== Records ==

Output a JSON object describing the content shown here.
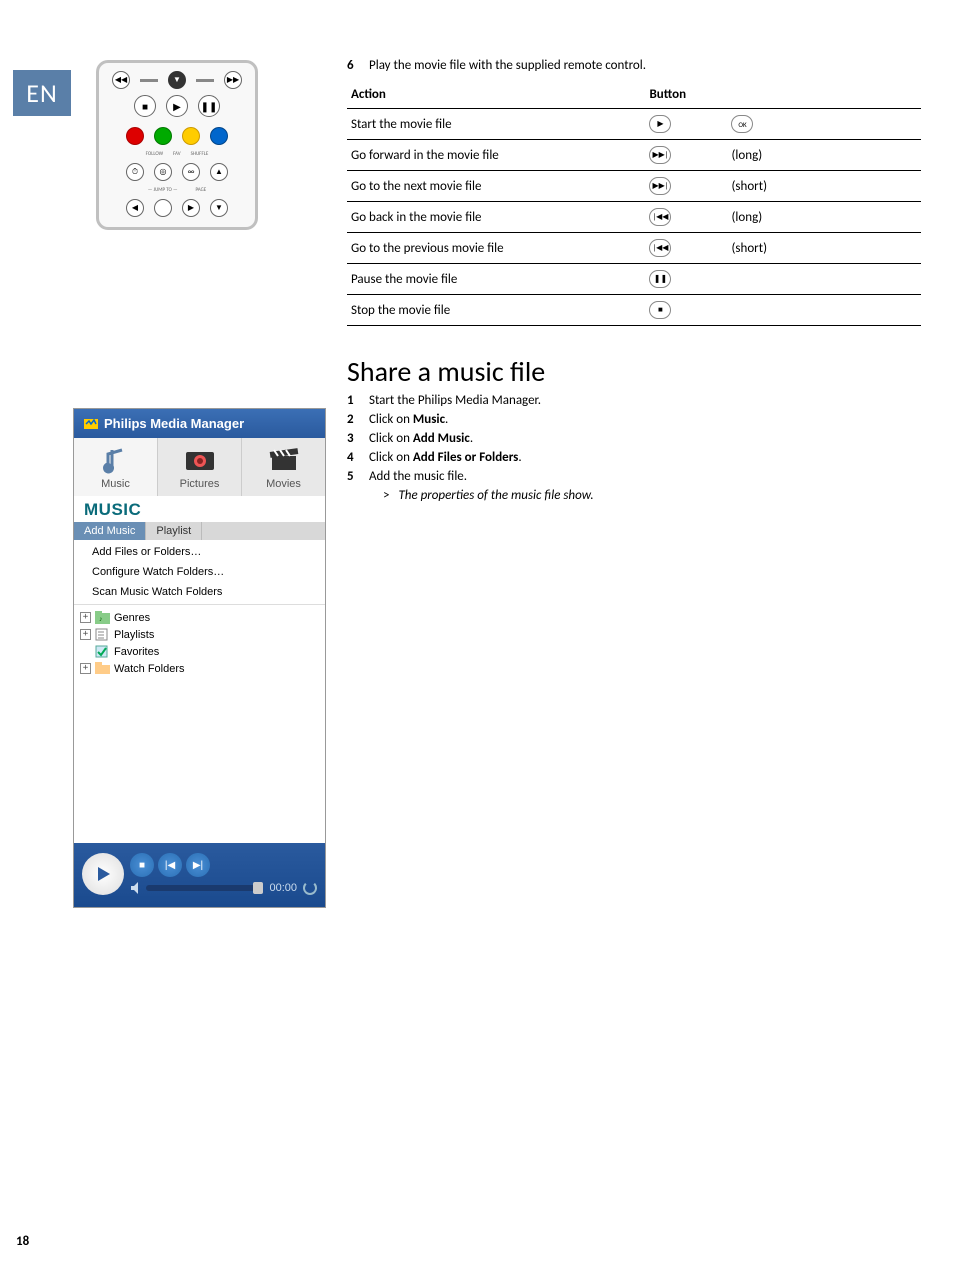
{
  "lang_tab": "EN",
  "step6": {
    "num": "6",
    "text": "Play the movie file with the supplied remote control."
  },
  "table": {
    "head": {
      "action": "Action",
      "button": "Button"
    },
    "rows": [
      {
        "action": "Start the movie file",
        "icon1": "play",
        "icon2": "ok",
        "extra": ""
      },
      {
        "action": "Go forward in the movie file",
        "icon1": "ffwd",
        "icon2": "",
        "extra": "(long)"
      },
      {
        "action": "Go to the next movie file",
        "icon1": "ffwd",
        "icon2": "",
        "extra": "(short)"
      },
      {
        "action": "Go back in the movie file",
        "icon1": "rwd",
        "icon2": "",
        "extra": "(long)"
      },
      {
        "action": "Go to the previous movie file",
        "icon1": "rwd",
        "icon2": "",
        "extra": "(short)"
      },
      {
        "action": "Pause the movie file",
        "icon1": "pause",
        "icon2": "",
        "extra": ""
      },
      {
        "action": "Stop the movie file",
        "icon1": "stop",
        "icon2": "",
        "extra": ""
      }
    ]
  },
  "share_title": "Share a music file",
  "steps": [
    {
      "num": "1",
      "text": "Start the Philips Media Manager."
    },
    {
      "num": "2",
      "pre": "Click on ",
      "bold": "Music",
      "post": "."
    },
    {
      "num": "3",
      "pre": "Click on ",
      "bold": "Add Music",
      "post": "."
    },
    {
      "num": "4",
      "pre": "Click on ",
      "bold": "Add Files or Folders",
      "post": "."
    },
    {
      "num": "5",
      "text": "Add the music file."
    }
  ],
  "sub_step": {
    "marker": ">",
    "text": "The properties of the music file show."
  },
  "pmm": {
    "title": "Philips Media Manager",
    "tabs": {
      "music": "Music",
      "pictures": "Pictures",
      "movies": "Movies"
    },
    "section": "MUSIC",
    "subtabs": {
      "add": "Add Music",
      "playlist": "Playlist"
    },
    "menu": {
      "add_files": "Add Files or Folders…",
      "config": "Configure Watch Folders…",
      "scan": "Scan Music Watch Folders"
    },
    "tree": {
      "genres": "Genres",
      "playlists": "Playlists",
      "favorites": "Favorites",
      "watch": "Watch Folders"
    },
    "time": "00:00"
  },
  "page_number": "18",
  "colors": {
    "lang_bg": "#5a7fa8",
    "pmm_title_bg": "#2a5a9e",
    "music_hdr": "#0a6b7a"
  },
  "icons": {
    "play": "▶",
    "ok": "OK",
    "ffwd": "▶▶|",
    "rwd": "|◀◀",
    "pause": "❚❚",
    "stop": "■"
  }
}
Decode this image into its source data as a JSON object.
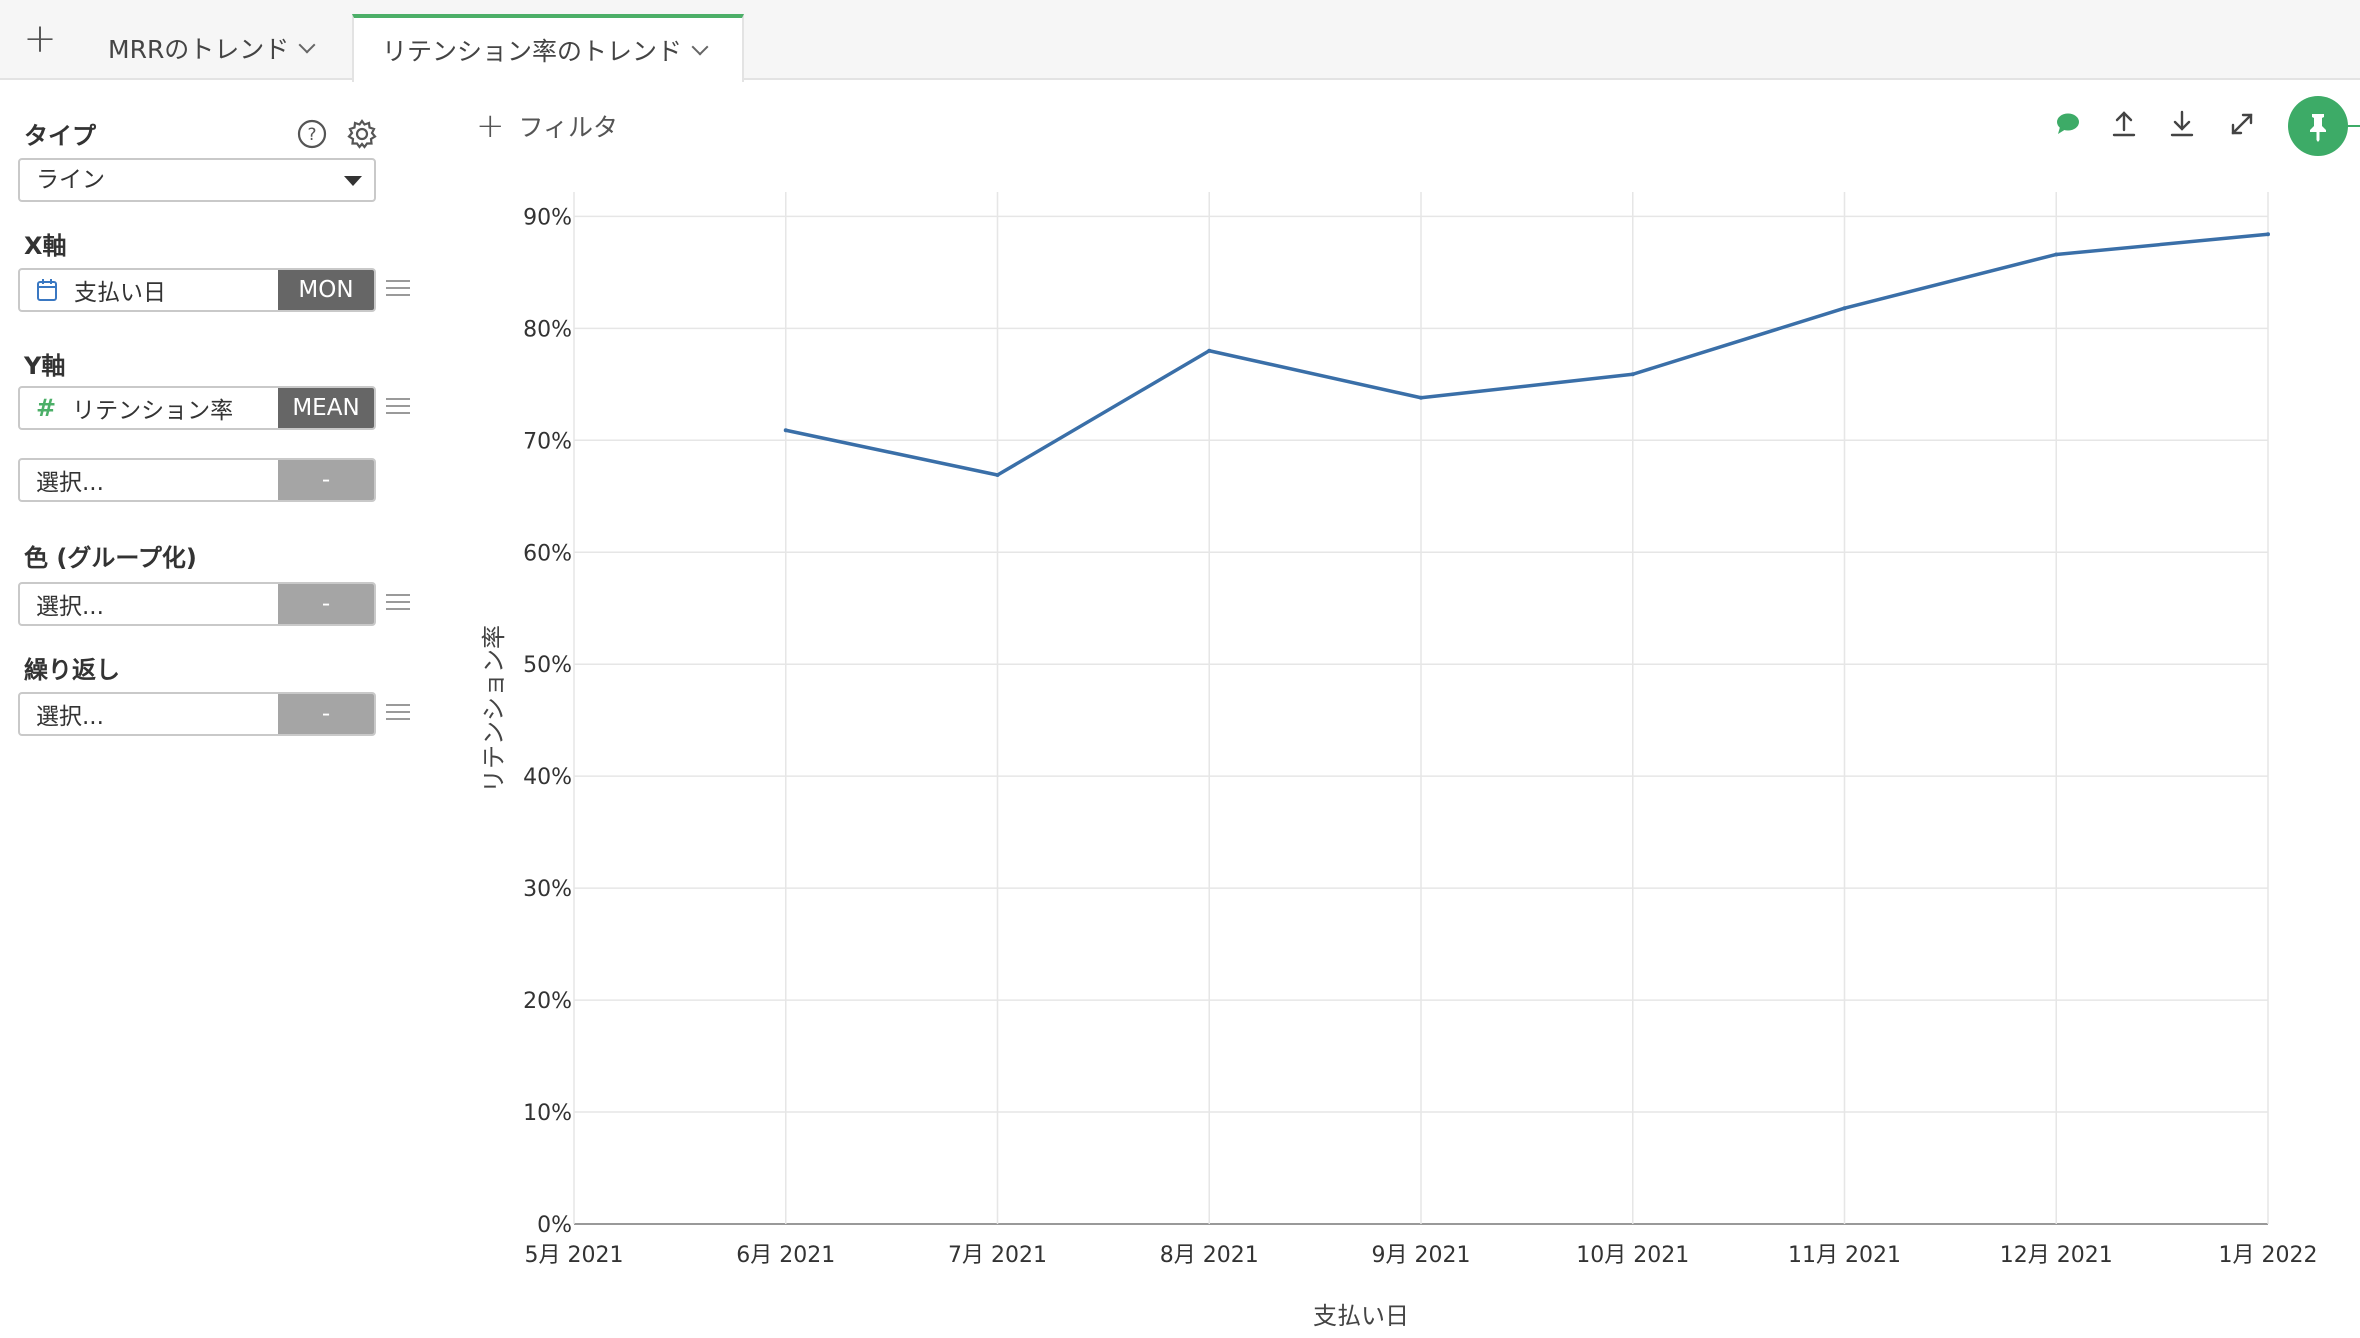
{
  "tabs": {
    "add_label": "+",
    "items": [
      {
        "label": "MRRのトレンド"
      },
      {
        "label": "リテンション率のトレンド",
        "active": true
      }
    ]
  },
  "panel": {
    "type_label": "タイプ",
    "type_value": "ライン",
    "x_axis_label": "X軸",
    "x_field": "支払い日",
    "x_agg": "MON",
    "y_axis_label": "Y軸",
    "y_field": "リテンション率",
    "y_agg": "MEAN",
    "y2_placeholder": "選択...",
    "y2_agg": "-",
    "color_label": "色 (グループ化)",
    "color_placeholder": "選択...",
    "color_agg": "-",
    "repeat_label": "繰り返し",
    "repeat_placeholder": "選択...",
    "repeat_agg": "-"
  },
  "toolbar": {
    "filter_label": "フィルタ",
    "accent_color": "#3dab67"
  },
  "chart_data": {
    "type": "line",
    "x": [
      "6月 2021",
      "7月 2021",
      "8月 2021",
      "9月 2021",
      "10月 2021",
      "11月 2021",
      "12月 2021",
      "1月 2022"
    ],
    "x_ticks": [
      "5月 2021",
      "6月 2021",
      "7月 2021",
      "8月 2021",
      "9月 2021",
      "10月 2021",
      "11月 2021",
      "12月 2021",
      "1月 2022"
    ],
    "y_ticks": [
      "0%",
      "10%",
      "20%",
      "30%",
      "40%",
      "50%",
      "60%",
      "70%",
      "80%",
      "90%"
    ],
    "series": [
      {
        "values": [
          70.9,
          66.9,
          78.0,
          73.8,
          75.9,
          81.8,
          86.6,
          88.4
        ],
        "color": "#3a6fa8"
      }
    ],
    "xlabel": "支払い日",
    "ylabel": "リテンション率",
    "ylim": [
      0,
      92
    ],
    "grid": true
  }
}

===

What is expected »
Work out the number of lines above that include the string "bold" and write only that number.

Task output »
3